══ LISTED RECORDS ══

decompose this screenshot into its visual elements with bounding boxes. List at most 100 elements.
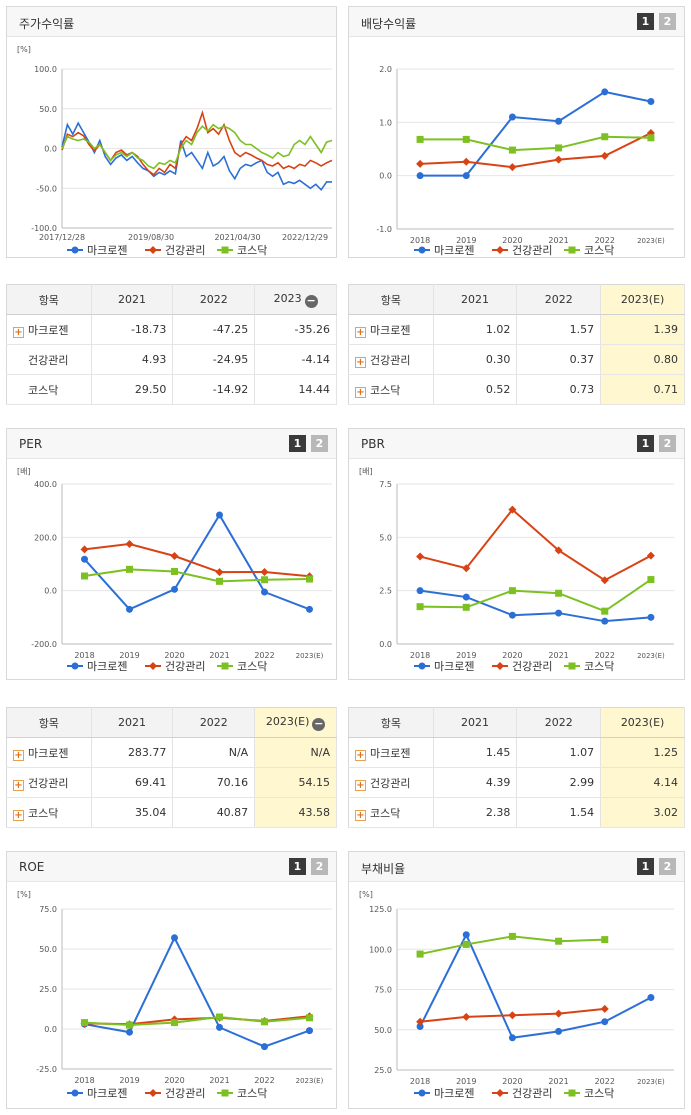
row-label: 마크로젠	[28, 323, 69, 337]
cell: 4.39	[433, 767, 518, 798]
cell: N/A	[254, 737, 337, 768]
row-label: 마크로젠	[28, 746, 69, 760]
header-2021: 2021	[91, 707, 174, 738]
legend-label: 건강관리	[165, 244, 205, 257]
y-tick-label: -200.0	[31, 640, 57, 649]
expand-icon[interactable]: +	[355, 809, 366, 821]
x-tick-label: 2018	[74, 651, 94, 660]
x-tick-label: 2021	[209, 1076, 229, 1085]
x-tick-label: 2023(E)	[637, 652, 665, 660]
series-line	[419, 932, 652, 1039]
y-tick-label: -50.0	[36, 184, 57, 193]
cell: 40.87	[172, 797, 256, 828]
x-tick-label: 2019	[119, 1076, 139, 1085]
y-tick-label: -100.0	[31, 224, 57, 233]
data-point	[647, 576, 655, 584]
data-point	[554, 155, 563, 164]
data-point	[221, 1089, 229, 1097]
dividend-yield-table: 항목 2021 2022 2023(E) + 마크로젠 1.02 1.57 1.3…	[348, 284, 685, 405]
row-label: 건강관리	[28, 776, 69, 790]
panel-header: 주가수익률	[7, 7, 336, 37]
page-1-button[interactable]: 1	[637, 435, 654, 452]
collapse-icon[interactable]: −	[304, 293, 318, 308]
y-tick-label: 1.0	[379, 118, 392, 127]
expand-icon[interactable]: +	[355, 386, 366, 398]
table-header-row: 항목 2021 2022 2023(E)	[348, 707, 685, 738]
page-2-button[interactable]: 2	[659, 858, 676, 875]
x-tick-label: 2021/04/30	[214, 233, 260, 242]
series-line	[84, 1015, 310, 1027]
x-tick-label: 2019	[456, 1077, 476, 1086]
header-item: 항목	[6, 284, 92, 315]
data-point	[508, 1011, 517, 1020]
table-row: + 마크로젠 1.02 1.57 1.39	[348, 314, 685, 345]
x-tick-label: 2021	[548, 651, 568, 660]
expand-icon[interactable]: +	[13, 326, 24, 338]
series-line	[83, 513, 310, 611]
page-1-button[interactable]: 1	[289, 435, 306, 452]
cell: 2.99	[516, 767, 602, 798]
page-2-button[interactable]: 2	[659, 435, 676, 452]
data-point	[216, 577, 223, 585]
data-point	[462, 172, 470, 180]
page-2-button[interactable]: 2	[659, 13, 676, 30]
table-header-row: 항목 2021 2022 2023(E) −	[6, 707, 337, 738]
collapse-icon[interactable]: −	[312, 716, 326, 731]
page-1-button[interactable]: 1	[289, 858, 306, 875]
legend-label: 코스닥	[584, 1087, 614, 1100]
data-point	[261, 1018, 268, 1026]
x-tick-label: 2021	[548, 236, 568, 245]
legend-label: 코스닥	[584, 244, 614, 257]
data-point	[555, 144, 563, 152]
legend-label: 코스닥	[584, 660, 614, 673]
legend-label: 코스닥	[237, 244, 267, 257]
expand-icon[interactable]: +	[355, 326, 366, 338]
data-point	[568, 1089, 576, 1097]
data-point	[170, 552, 179, 560]
expand-icon[interactable]: +	[13, 779, 24, 791]
table-row: 건강관리 4.93 -24.95 -4.14	[6, 344, 337, 375]
header-item: 항목	[348, 284, 434, 315]
data-point	[496, 1089, 504, 1097]
x-tick-label: 2019/08/30	[128, 233, 174, 242]
data-point	[508, 587, 516, 595]
y-tick-label: 50.0	[39, 945, 57, 954]
header-2023e: 2023(E)	[600, 284, 685, 315]
row-label: 코스닥	[28, 383, 59, 397]
expand-icon[interactable]: +	[355, 356, 366, 368]
data-point	[601, 607, 609, 615]
page-2-button[interactable]: 2	[311, 435, 328, 452]
data-point	[508, 113, 516, 121]
data-point	[462, 1012, 471, 1021]
row-label: 건강관리	[370, 776, 411, 790]
data-point	[418, 1089, 426, 1097]
page-2-button[interactable]: 2	[311, 858, 328, 875]
series-line	[420, 132, 652, 169]
cell: 1.25	[600, 737, 685, 768]
x-tick-label: 2021	[209, 651, 229, 660]
page-1-button[interactable]: 1	[637, 13, 654, 30]
data-point	[71, 246, 79, 254]
expand-icon[interactable]: +	[355, 749, 366, 761]
y-tick-label: 50.0	[374, 1026, 392, 1035]
data-point	[600, 576, 609, 585]
roe-chart: [%] 75.0 50.0 25.0 0.0 -25.0 2018 2019 2020 2021 2…	[17, 890, 332, 1100]
expand-icon[interactable]: +	[13, 809, 24, 821]
expand-icon[interactable]: +	[355, 779, 366, 791]
data-point	[462, 940, 470, 948]
data-point	[306, 1027, 313, 1035]
page-1-button[interactable]: 1	[637, 858, 654, 875]
series-line	[420, 578, 652, 613]
header-2021: 2021	[433, 284, 518, 315]
data-point	[601, 1018, 609, 1026]
y-tick-label: 75.0	[39, 905, 57, 914]
cell: 70.16	[172, 767, 256, 798]
x-tick-label: 2018	[410, 236, 430, 245]
cell: 69.41	[91, 767, 174, 798]
expand-icon[interactable]: +	[13, 749, 24, 761]
pbr-panel: PBR 1 2 [배] 7.5 5.0 2.5 0.0 2018 2019 2020 2021 2…	[348, 428, 685, 680]
data-point	[171, 1019, 178, 1027]
panel-header: 부채비율 1 2	[349, 852, 684, 882]
cell: 4.14	[600, 767, 685, 798]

═══

▶ [TASK OBJECTIVE] Reproduce every line of the records verbatim, omitting the pictures.

▶ [SOLUTION FOR THIS PROBLEM]
decompose this screenshot into its visual elements with bounding boxes. List at most 100 elements.
row-label: 마크로젠	[28, 323, 69, 337]
cell: 4.39	[433, 767, 518, 798]
cell: N/A	[254, 737, 337, 768]
row-label: 마크로젠	[28, 746, 69, 760]
header-2021: 2021	[91, 707, 174, 738]
legend-label: 건강관리	[165, 244, 205, 257]
y-tick-label: -200.0	[31, 640, 57, 649]
expand-icon[interactable]: +	[355, 809, 366, 821]
x-tick-label: 2018	[74, 651, 94, 660]
x-tick-label: 2021	[209, 1076, 229, 1085]
x-tick-label: 2023(E)	[637, 652, 665, 660]
series-line	[419, 932, 652, 1039]
y-tick-label: -50.0	[36, 184, 57, 193]
cell: 40.87	[172, 797, 256, 828]
x-tick-label: 2019	[119, 1076, 139, 1085]
y-tick-label: -100.0	[31, 224, 57, 233]
data-point	[647, 576, 655, 584]
data-point	[554, 155, 563, 164]
data-point	[221, 1089, 229, 1097]
dividend-yield-table: 항목 2021 2022 2023(E) + 마크로젠 1.02 1.57 1.3…	[348, 284, 685, 405]
row-label: 건강관리	[28, 776, 69, 790]
panel-header: 주가수익률	[7, 7, 336, 37]
page-1-button[interactable]: 1	[637, 435, 654, 452]
collapse-icon[interactable]: −	[304, 293, 318, 308]
y-tick-label: 1.0	[379, 118, 392, 127]
expand-icon[interactable]: +	[355, 386, 366, 398]
table-header-row: 항목 2021 2022 2023(E)	[348, 707, 685, 738]
page-2-button[interactable]: 2	[659, 858, 676, 875]
x-tick-label: 2021/04/30	[214, 233, 260, 242]
series-line	[84, 1015, 310, 1027]
x-tick-label: 2019	[456, 1077, 476, 1086]
header-item: 항목	[6, 284, 92, 315]
data-point	[508, 1011, 517, 1020]
table-row: + 마크로젠 1.02 1.57 1.39	[348, 314, 685, 345]
x-tick-label: 2021	[548, 651, 568, 660]
expand-icon[interactable]: +	[13, 326, 24, 338]
series-line	[83, 513, 310, 611]
page-1-button[interactable]: 1	[289, 435, 306, 452]
cell: 2.99	[516, 767, 602, 798]
page-2-button[interactable]: 2	[659, 435, 676, 452]
data-point	[216, 577, 223, 585]
data-point	[462, 172, 470, 180]
page-2-button[interactable]: 2	[659, 13, 676, 30]
table-header-row: 항목 2021 2022 2023(E) −	[6, 707, 337, 738]
collapse-icon[interactable]: −	[312, 716, 326, 731]
page-1-button[interactable]: 1	[289, 858, 306, 875]
legend-label: 코스닥	[584, 1087, 614, 1100]
data-point	[261, 1018, 268, 1026]
x-tick-label: 2021	[548, 236, 568, 245]
legend-label: 코스닥	[584, 244, 614, 257]
data-point	[555, 144, 563, 152]
legend-label: 코스닥	[584, 660, 614, 673]
legend-label: 코스닥	[237, 244, 267, 257]
expand-icon[interactable]: +	[355, 326, 366, 338]
data-point	[568, 1089, 576, 1097]
data-point	[170, 552, 179, 560]
expand-icon[interactable]: +	[13, 779, 24, 791]
table-row: 건강관리 4.93 -24.95 -4.14	[6, 344, 337, 375]
header-item: 항목	[348, 284, 434, 315]
data-point	[496, 1089, 504, 1097]
x-tick-label: 2019/08/30	[128, 233, 174, 242]
data-point	[508, 587, 516, 595]
y-tick-label: 50.0	[39, 945, 57, 954]
header-2023e: 2023(E)	[600, 284, 685, 315]
row-label: 코스닥	[28, 383, 59, 397]
expand-icon[interactable]: +	[355, 356, 366, 368]
data-point	[601, 607, 609, 615]
page-2-button[interactable]: 2	[311, 435, 328, 452]
data-point	[508, 113, 516, 121]
data-point	[462, 1012, 471, 1021]
row-label: 건강관리	[370, 776, 411, 790]
data-point	[418, 1089, 426, 1097]
page-2-button[interactable]: 2	[311, 858, 328, 875]
series-line	[420, 132, 652, 169]
cell: 1.25	[600, 737, 685, 768]
x-tick-label: 2021	[209, 651, 229, 660]
page-1-button[interactable]: 1	[637, 13, 654, 30]
data-point	[71, 246, 79, 254]
expand-icon[interactable]: +	[355, 749, 366, 761]
y-tick-label: 50.0	[374, 1026, 392, 1035]
data-point	[600, 576, 609, 585]
roe-chart: [%] 75.0 50.0 25.0 0.0 -25.0 2018 2019 2020 2021 2…	[17, 890, 332, 1100]
expand-icon[interactable]: +	[13, 809, 24, 821]
expand-icon[interactable]: +	[355, 779, 366, 791]
data-point	[462, 940, 470, 948]
data-point	[306, 1027, 313, 1035]
page-1-button[interactable]: 1	[637, 858, 654, 875]
series-line	[420, 578, 652, 613]
header-2021: 2021	[433, 284, 518, 315]
data-point	[601, 1018, 609, 1026]
y-tick-label: 75.0	[39, 905, 57, 914]
cell: 70.16	[172, 767, 256, 798]
x-tick-label: 2018	[410, 236, 430, 245]
cell: 69.41	[91, 767, 174, 798]
expand-icon[interactable]: +	[13, 749, 24, 761]
pbr-panel: PBR 1 2 [배] 7.5 5.0 2.5 0.0 2018 2019 2020 2021 2…	[348, 428, 685, 680]
data-point	[171, 1019, 178, 1027]
panel-header: 부채비율 1 2	[349, 852, 684, 882]
cell: 4.14	[600, 767, 685, 798]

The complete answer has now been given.